(Records from a dataset)
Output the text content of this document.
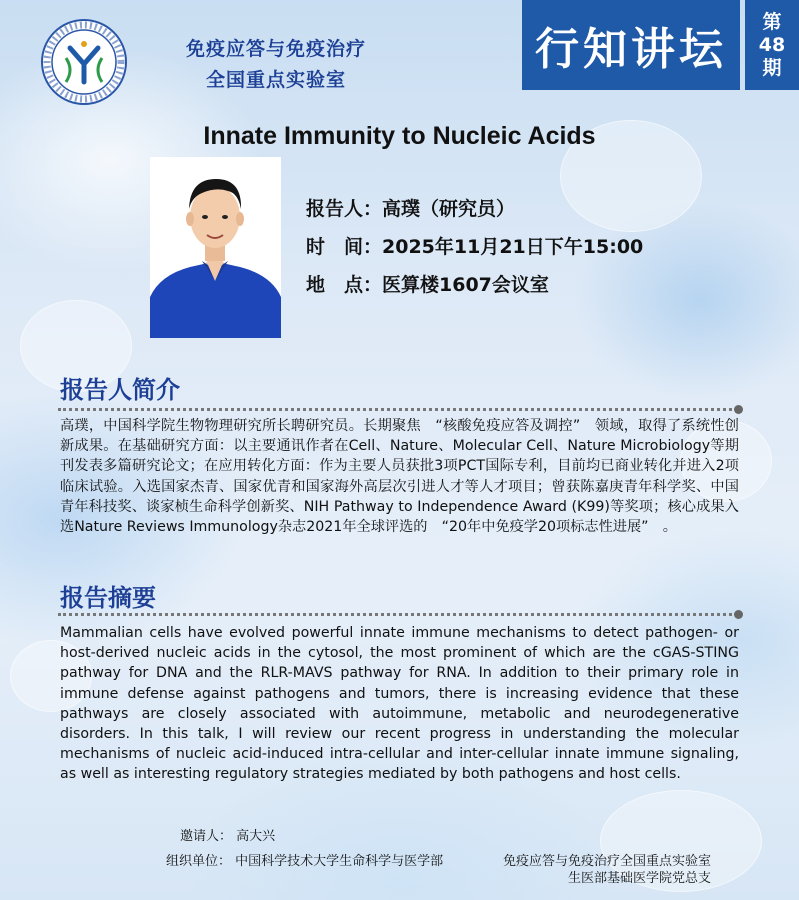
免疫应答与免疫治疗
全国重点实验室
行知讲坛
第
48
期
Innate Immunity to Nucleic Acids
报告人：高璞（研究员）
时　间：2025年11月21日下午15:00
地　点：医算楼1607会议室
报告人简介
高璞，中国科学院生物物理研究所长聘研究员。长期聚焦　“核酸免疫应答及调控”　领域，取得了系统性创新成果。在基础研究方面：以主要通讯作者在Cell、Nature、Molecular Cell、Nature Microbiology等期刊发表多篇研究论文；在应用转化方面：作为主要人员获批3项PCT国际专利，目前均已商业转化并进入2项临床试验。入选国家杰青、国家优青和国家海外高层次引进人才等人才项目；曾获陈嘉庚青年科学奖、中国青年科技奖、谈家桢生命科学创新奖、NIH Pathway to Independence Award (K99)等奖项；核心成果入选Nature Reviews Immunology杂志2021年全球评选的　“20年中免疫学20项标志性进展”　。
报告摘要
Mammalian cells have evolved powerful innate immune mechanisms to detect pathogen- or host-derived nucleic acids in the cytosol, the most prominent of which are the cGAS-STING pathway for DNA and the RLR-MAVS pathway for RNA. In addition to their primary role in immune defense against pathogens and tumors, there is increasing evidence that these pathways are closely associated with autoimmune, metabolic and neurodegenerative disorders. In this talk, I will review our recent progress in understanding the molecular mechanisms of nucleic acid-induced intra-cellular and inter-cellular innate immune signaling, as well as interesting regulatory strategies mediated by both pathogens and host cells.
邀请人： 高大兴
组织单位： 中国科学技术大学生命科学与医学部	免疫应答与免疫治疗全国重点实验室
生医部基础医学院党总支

### EXERCISE OBJECTIVE
Please return the entries above exactly as they appear, but without the pictures.

### SOLUTION TO THE EXERCISE
Output the text content of this document.
免疫应答与免疫治疗
全国重点实验室
行知讲坛
第
48
期
Innate Immunity to Nucleic Acids
报告人：高璞（研究员）
时　间：2025年11月21日下午15:00
地　点：医算楼1607会议室
报告人简介
高璞，中国科学院生物物理研究所长聘研究员。长期聚焦　“核酸免疫应答及调控”　领域，取得了系统性创新成果。在基础研究方面：以主要通讯作者在Cell、Nature、Molecular Cell、Nature Microbiology等期刊发表多篇研究论文；在应用转化方面：作为主要人员获批3项PCT国际专利，目前均已商业转化并进入2项临床试验。入选国家杰青、国家优青和国家海外高层次引进人才等人才项目；曾获陈嘉庚青年科学奖、中国青年科技奖、谈家桢生命科学创新奖、NIH Pathway to Independence Award (K99)等奖项；核心成果入选Nature Reviews Immunology杂志2021年全球评选的　“20年中免疫学20项标志性进展”　。
报告摘要
Mammalian cells have evolved powerful innate immune mechanisms to detect pathogen- or host-derived nucleic acids in the cytosol, the most prominent of which are the cGAS-STING pathway for DNA and the RLR-MAVS pathway for RNA. In addition to their primary role in immune defense against pathogens and tumors, there is increasing evidence that these pathways are closely associated with autoimmune, metabolic and neurodegenerative disorders. In this talk, I will review our recent progress in understanding the molecular mechanisms of nucleic acid-induced intra-cellular and inter-cellular innate immune signaling, as well as interesting regulatory strategies mediated by both pathogens and host cells.
邀请人： 高大兴
组织单位： 中国科学技术大学生命科学与医学部	免疫应答与免疫治疗全国重点实验室
生医部基础医学院党总支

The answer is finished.